Requirement - Give the entries back exactly, dropping each image.

Records excerpted from a collection -
#####

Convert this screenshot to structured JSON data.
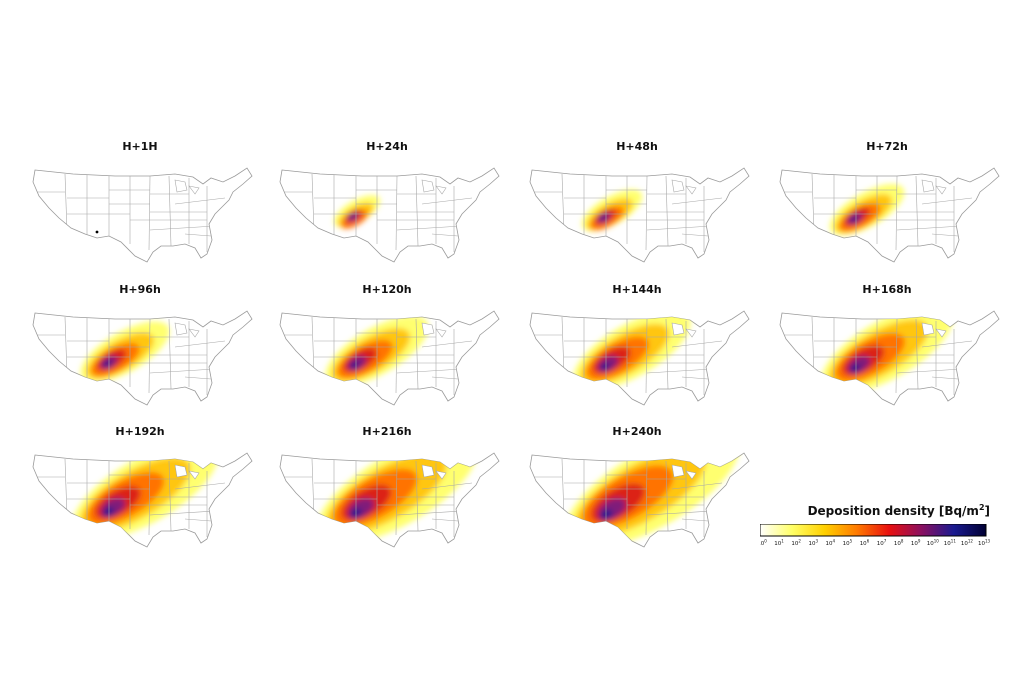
{
  "panels": [
    {
      "title": "H+1H",
      "level": 0
    },
    {
      "title": "H+24h",
      "level": 1
    },
    {
      "title": "H+48h",
      "level": 2
    },
    {
      "title": "H+72h",
      "level": 3
    },
    {
      "title": "H+96h",
      "level": 4
    },
    {
      "title": "H+120h",
      "level": 5
    },
    {
      "title": "H+144h",
      "level": 6
    },
    {
      "title": "H+168h",
      "level": 7
    },
    {
      "title": "H+192h",
      "level": 8
    },
    {
      "title": "H+216h",
      "level": 9
    },
    {
      "title": "H+240h",
      "level": 10
    }
  ],
  "legend": {
    "title_prefix": "Deposition density [Bq/m",
    "title_exp": "2",
    "title_suffix": "]",
    "tick_base": "10",
    "tick_exponents": [
      "0",
      "1",
      "2",
      "3",
      "4",
      "5",
      "6",
      "7",
      "8",
      "9",
      "10",
      "11",
      "12",
      "13"
    ],
    "colors": [
      "#ffffff",
      "#ffff66",
      "#ffd000",
      "#ff7a00",
      "#e81010",
      "#8a1060",
      "#1a1a90",
      "#000033"
    ]
  }
}
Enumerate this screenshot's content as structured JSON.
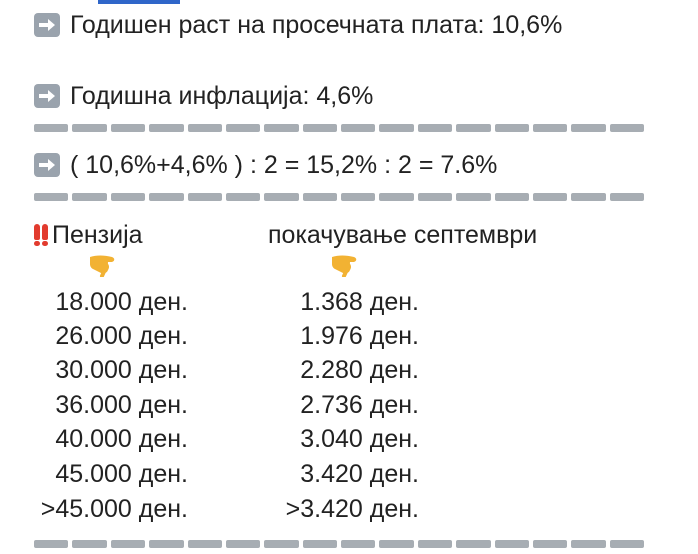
{
  "lines": {
    "growth": "Годишен раст на просечната плата: 10,6%",
    "inflation": "Годишна инфлација: 4,6%",
    "formula": "( 10,6%+4,6% ) : 2  = 15,2% : 2  =  7.6%"
  },
  "table": {
    "header_pension": "Пензија",
    "header_increase": "покачување септември",
    "rows": [
      {
        "pension": "18.000 ден.",
        "increase": "1.368 ден."
      },
      {
        "pension": "26.000 ден.",
        "increase": "1.976 ден."
      },
      {
        "pension": "30.000 ден.",
        "increase": "2.280 ден."
      },
      {
        "pension": "36.000 ден.",
        "increase": "2.736 ден."
      },
      {
        "pension": "40.000 ден.",
        "increase": "3.040 ден."
      },
      {
        "pension": "45.000 ден.",
        "increase": "3.420 ден."
      },
      {
        "pension": ">45.000 ден.",
        "increase": ">3.420 ден."
      }
    ]
  },
  "icons": {
    "arrow": "right-arrow-icon",
    "exclamation": "double-exclamation-icon",
    "pointer": "pointing-hand-icon"
  },
  "colors": {
    "text": "#222222",
    "arrow_bg": "#9aa3ad",
    "dash": "#a7adb3",
    "exclamation": "#e23b2e",
    "hand": "#f2b233"
  }
}
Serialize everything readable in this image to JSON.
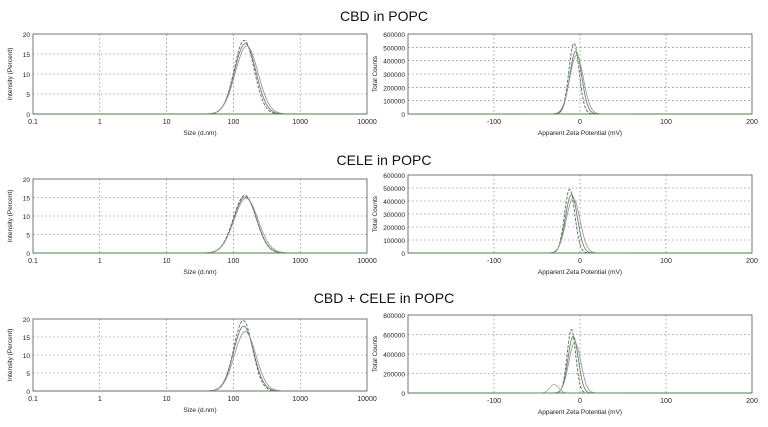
{
  "panels": [
    {
      "title": "CBD in POPC"
    },
    {
      "title": "CELE in POPC"
    },
    {
      "title": "CBD + CELE in POPC"
    }
  ],
  "chart_data": [
    {
      "type": "line",
      "group": "CBD in POPC",
      "xlabel": "Size (d.nm)",
      "ylabel": "Intensity (Percent)",
      "xscale": "log",
      "xlim": [
        0.1,
        10000
      ],
      "ylim": [
        0,
        20
      ],
      "xticks": [
        "0.1",
        "1",
        "10",
        "100",
        "1000",
        "10000"
      ],
      "yticks": [
        "0",
        "5",
        "10",
        "15",
        "20"
      ],
      "grid": true,
      "series": [
        {
          "color": "#7a7a7a",
          "peak_x": 150,
          "peak_y": 17.6,
          "width": 0.16
        },
        {
          "color": "#4a7a4a",
          "peak_x": 145,
          "peak_y": 18.4,
          "width": 0.15
        },
        {
          "color": "#9a9a9a",
          "peak_x": 158,
          "peak_y": 17.0,
          "width": 0.17
        }
      ]
    },
    {
      "type": "line",
      "group": "CBD in POPC",
      "xlabel": "Apparent Zeta Potential (mV)",
      "ylabel": "Total Counts",
      "xlim": [
        -200,
        200
      ],
      "ylim": [
        0,
        600000
      ],
      "xticks": [
        "-100",
        "0",
        "100",
        "200"
      ],
      "yticks": [
        "0",
        "100000",
        "200000",
        "300000",
        "400000",
        "500000",
        "600000"
      ],
      "grid": true,
      "series": [
        {
          "color": "#7a7a7a",
          "peak_x": -5,
          "peak_y": 470000,
          "width": 7
        },
        {
          "color": "#3f7a3f",
          "peak_x": -7,
          "peak_y": 530000,
          "width": 6
        },
        {
          "color": "#9a9a9a",
          "peak_x": -4,
          "peak_y": 440000,
          "width": 8
        }
      ]
    },
    {
      "type": "line",
      "group": "CELE in POPC",
      "xlabel": "Size (d.nm)",
      "ylabel": "Intensity (Percent)",
      "xscale": "log",
      "xlim": [
        0.1,
        10000
      ],
      "ylim": [
        0,
        20
      ],
      "xticks": [
        "0.1",
        "1",
        "10",
        "100",
        "1000",
        "10000"
      ],
      "yticks": [
        "0",
        "5",
        "10",
        "15",
        "20"
      ],
      "grid": true,
      "series": [
        {
          "color": "#7a7a7a",
          "peak_x": 150,
          "peak_y": 15.2,
          "width": 0.17
        },
        {
          "color": "#4a7a4a",
          "peak_x": 148,
          "peak_y": 15.6,
          "width": 0.17
        },
        {
          "color": "#9a9a9a",
          "peak_x": 155,
          "peak_y": 14.8,
          "width": 0.18
        }
      ]
    },
    {
      "type": "line",
      "group": "CELE in POPC",
      "xlabel": "Apparent Zeta Potential (mV)",
      "ylabel": "Total Counts",
      "xlim": [
        -200,
        200
      ],
      "ylim": [
        0,
        600000
      ],
      "xticks": [
        "-100",
        "0",
        "100",
        "200"
      ],
      "yticks": [
        "0",
        "100000",
        "200000",
        "300000",
        "400000",
        "500000",
        "600000"
      ],
      "grid": true,
      "series": [
        {
          "color": "#7a7a7a",
          "peak_x": -10,
          "peak_y": 450000,
          "width": 7
        },
        {
          "color": "#3f7a3f",
          "peak_x": -12,
          "peak_y": 490000,
          "width": 6
        },
        {
          "color": "#9a9a9a",
          "peak_x": -8,
          "peak_y": 420000,
          "width": 8
        }
      ]
    },
    {
      "type": "line",
      "group": "CBD + CELE in POPC",
      "xlabel": "Size (d.nm)",
      "ylabel": "Intensity (Percent)",
      "xscale": "log",
      "xlim": [
        0.1,
        10000
      ],
      "ylim": [
        0,
        20
      ],
      "xticks": [
        "0.1",
        "1",
        "10",
        "100",
        "1000",
        "10000"
      ],
      "yticks": [
        "0",
        "5",
        "10",
        "15",
        "20"
      ],
      "grid": true,
      "series": [
        {
          "color": "#7a7a7a",
          "peak_x": 142,
          "peak_y": 18.0,
          "width": 0.15
        },
        {
          "color": "#4a7a4a",
          "peak_x": 140,
          "peak_y": 19.6,
          "width": 0.14
        },
        {
          "color": "#9a9a9a",
          "peak_x": 150,
          "peak_y": 16.5,
          "width": 0.16
        }
      ]
    },
    {
      "type": "line",
      "group": "CBD + CELE in POPC",
      "xlabel": "Apparent Zeta Potential (mV)",
      "ylabel": "Total Counts",
      "xlim": [
        -200,
        200
      ],
      "ylim": [
        0,
        800000
      ],
      "xticks": [
        "-100",
        "0",
        "100",
        "200"
      ],
      "yticks": [
        "0",
        "200000",
        "400000",
        "600000",
        "800000"
      ],
      "grid": true,
      "series": [
        {
          "color": "#7a7a7a",
          "peak_x": -8,
          "peak_y": 580000,
          "width": 6
        },
        {
          "color": "#3f7a3f",
          "peak_x": -10,
          "peak_y": 650000,
          "width": 5
        },
        {
          "color": "#9a9a9a",
          "peak_x": -6,
          "peak_y": 520000,
          "width": 7
        },
        {
          "color": "#b0b0b0",
          "peak_x": -30,
          "peak_y": 90000,
          "width": 5
        }
      ]
    }
  ]
}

#####

The response -
Convert this screenshot to structured JSON data.
{
  "panels": [
    {
      "title": "H+1H",
      "level": 0
    },
    {
      "title": "H+24h",
      "level": 1
    },
    {
      "title": "H+48h",
      "level": 2
    },
    {
      "title": "H+72h",
      "level": 3
    },
    {
      "title": "H+96h",
      "level": 4
    },
    {
      "title": "H+120h",
      "level": 5
    },
    {
      "title": "H+144h",
      "level": 6
    },
    {
      "title": "H+168h",
      "level": 7
    },
    {
      "title": "H+192h",
      "level": 8
    },
    {
      "title": "H+216h",
      "level": 9
    },
    {
      "title": "H+240h",
      "level": 10
    }
  ],
  "legend": {
    "title_prefix": "Deposition density [Bq/m",
    "title_exp": "2",
    "title_suffix": "]",
    "tick_base": "10",
    "tick_exponents": [
      "0",
      "1",
      "2",
      "3",
      "4",
      "5",
      "6",
      "7",
      "8",
      "9",
      "10",
      "11",
      "12",
      "13"
    ],
    "colors": [
      "#ffffff",
      "#ffff66",
      "#ffd000",
      "#ff7a00",
      "#e81010",
      "#8a1060",
      "#1a1a90",
      "#000033"
    ]
  }
}
Enumerate this screenshot's content as structured JSON.
{
  "lines": {
    "growth": "Годишен раст на просечната плата: 10,6%",
    "inflation": "Годишна инфлација: 4,6%",
    "formula": "( 10,6%+4,6% ) : 2  = 15,2% : 2  =  7.6%"
  },
  "table": {
    "header_pension": "Пензија",
    "header_increase": "покачување септември",
    "rows": [
      {
        "pension": "18.000 ден.",
        "increase": "1.368 ден."
      },
      {
        "pension": "26.000 ден.",
        "increase": "1.976 ден."
      },
      {
        "pension": "30.000 ден.",
        "increase": "2.280 ден."
      },
      {
        "pension": "36.000 ден.",
        "increase": "2.736 ден."
      },
      {
        "pension": "40.000 ден.",
        "increase": "3.040 ден."
      },
      {
        "pension": "45.000 ден.",
        "increase": "3.420 ден."
      },
      {
        "pension": ">45.000 ден.",
        "increase": ">3.420 ден."
      }
    ]
  },
  "icons": {
    "arrow": "right-arrow-icon",
    "exclamation": "double-exclamation-icon",
    "pointer": "pointing-hand-icon"
  },
  "colors": {
    "text": "#222222",
    "arrow_bg": "#9aa3ad",
    "dash": "#a7adb3",
    "exclamation": "#e23b2e",
    "hand": "#f2b233"
  }
}
Serialize everything readable in this image to JSON.
{
  "panels": [
    {
      "title": "CBD in POPC"
    },
    {
      "title": "CELE in POPC"
    },
    {
      "title": "CBD + CELE in POPC"
    }
  ],
  "chart_data": [
    {
      "type": "line",
      "group": "CBD in POPC",
      "xlabel": "Size (d.nm)",
      "ylabel": "Intensity (Percent)",
      "xscale": "log",
      "xlim": [
        0.1,
        10000
      ],
      "ylim": [
        0,
        20
      ],
      "xticks": [
        "0.1",
        "1",
        "10",
        "100",
        "1000",
        "10000"
      ],
      "yticks": [
        "0",
        "5",
        "10",
        "15",
        "20"
      ],
      "grid": true,
      "series": [
        {
          "color": "#7a7a7a",
          "peak_x": 150,
          "peak_y": 17.6,
          "width": 0.16
        },
        {
          "color": "#4a7a4a",
          "peak_x": 145,
          "peak_y": 18.4,
          "width": 0.15
        },
        {
          "color": "#9a9a9a",
          "peak_x": 158,
          "peak_y": 17.0,
          "width": 0.17
        }
      ]
    },
    {
      "type": "line",
      "group": "CBD in POPC",
      "xlabel": "Apparent Zeta Potential (mV)",
      "ylabel": "Total Counts",
      "xlim": [
        -200,
        200
      ],
      "ylim": [
        0,
        600000
      ],
      "xticks": [
        "-100",
        "0",
        "100",
        "200"
      ],
      "yticks": [
        "0",
        "100000",
        "200000",
        "300000",
        "400000",
        "500000",
        "600000"
      ],
      "grid": true,
      "series": [
        {
          "color": "#7a7a7a",
          "peak_x": -5,
          "peak_y": 470000,
          "width": 7
        },
        {
          "color": "#3f7a3f",
          "peak_x": -7,
          "peak_y": 530000,
          "width": 6
        },
        {
          "color": "#9a9a9a",
          "peak_x": -4,
          "peak_y": 440000,
          "width": 8
        }
      ]
    },
    {
      "type": "line",
      "group": "CELE in POPC",
      "xlabel": "Size (d.nm)",
      "ylabel": "Intensity (Percent)",
      "xscale": "log",
      "xlim": [
        0.1,
        10000
      ],
      "ylim": [
        0,
        20
      ],
      "xticks": [
        "0.1",
        "1",
        "10",
        "100",
        "1000",
        "10000"
      ],
      "yticks": [
        "0",
        "5",
        "10",
        "15",
        "20"
      ],
      "grid": true,
      "series": [
        {
          "color": "#7a7a7a",
          "peak_x": 150,
          "peak_y": 15.2,
          "width": 0.17
        },
        {
          "color": "#4a7a4a",
          "peak_x": 148,
          "peak_y": 15.6,
          "width": 0.17
        },
        {
          "color": "#9a9a9a",
          "peak_x": 155,
          "peak_y": 14.8,
          "width": 0.18
        }
      ]
    },
    {
      "type": "line",
      "group": "CELE in POPC",
      "xlabel": "Apparent Zeta Potential (mV)",
      "ylabel": "Total Counts",
      "xlim": [
        -200,
        200
      ],
      "ylim": [
        0,
        600000
      ],
      "xticks": [
        "-100",
        "0",
        "100",
        "200"
      ],
      "yticks": [
        "0",
        "100000",
        "200000",
        "300000",
        "400000",
        "500000",
        "600000"
      ],
      "grid": true,
      "series": [
        {
          "color": "#7a7a7a",
          "peak_x": -10,
          "peak_y": 450000,
          "width": 7
        },
        {
          "color": "#3f7a3f",
          "peak_x": -12,
          "peak_y": 490000,
          "width": 6
        },
        {
          "color": "#9a9a9a",
          "peak_x": -8,
          "peak_y": 420000,
          "width": 8
        }
      ]
    },
    {
      "type": "line",
      "group": "CBD + CELE in POPC",
      "xlabel": "Size (d.nm)",
      "ylabel": "Intensity (Percent)",
      "xscale": "log",
      "xlim": [
        0.1,
        10000
      ],
      "ylim": [
        0,
        20
      ],
      "xticks": [
        "0.1",
        "1",
        "10",
        "100",
        "1000",
        "10000"
      ],
      "yticks": [
        "0",
        "5",
        "10",
        "15",
        "20"
      ],
      "grid": true,
      "series": [
        {
          "color": "#7a7a7a",
          "peak_x": 142,
          "peak_y": 18.0,
          "width": 0.15
        },
        {
          "color": "#4a7a4a",
          "peak_x": 140,
          "peak_y": 19.6,
          "width": 0.14
        },
        {
          "color": "#9a9a9a",
          "peak_x": 150,
          "peak_y": 16.5,
          "width": 0.16
        }
      ]
    },
    {
      "type": "line",
      "group": "CBD + CELE in POPC",
      "xlabel": "Apparent Zeta Potential (mV)",
      "ylabel": "Total Counts",
      "xlim": [
        -200,
        200
      ],
      "ylim": [
        0,
        800000
      ],
      "xticks": [
        "-100",
        "0",
        "100",
        "200"
      ],
      "yticks": [
        "0",
        "200000",
        "400000",
        "600000",
        "800000"
      ],
      "grid": true,
      "series": [
        {
          "color": "#7a7a7a",
          "peak_x": -8,
          "peak_y": 580000,
          "width": 6
        },
        {
          "color": "#3f7a3f",
          "peak_x": -10,
          "peak_y": 650000,
          "width": 5
        },
        {
          "color": "#9a9a9a",
          "peak_x": -6,
          "peak_y": 520000,
          "width": 7
        },
        {
          "color": "#b0b0b0",
          "peak_x": -30,
          "peak_y": 90000,
          "width": 5
        }
      ]
    }
  ]
}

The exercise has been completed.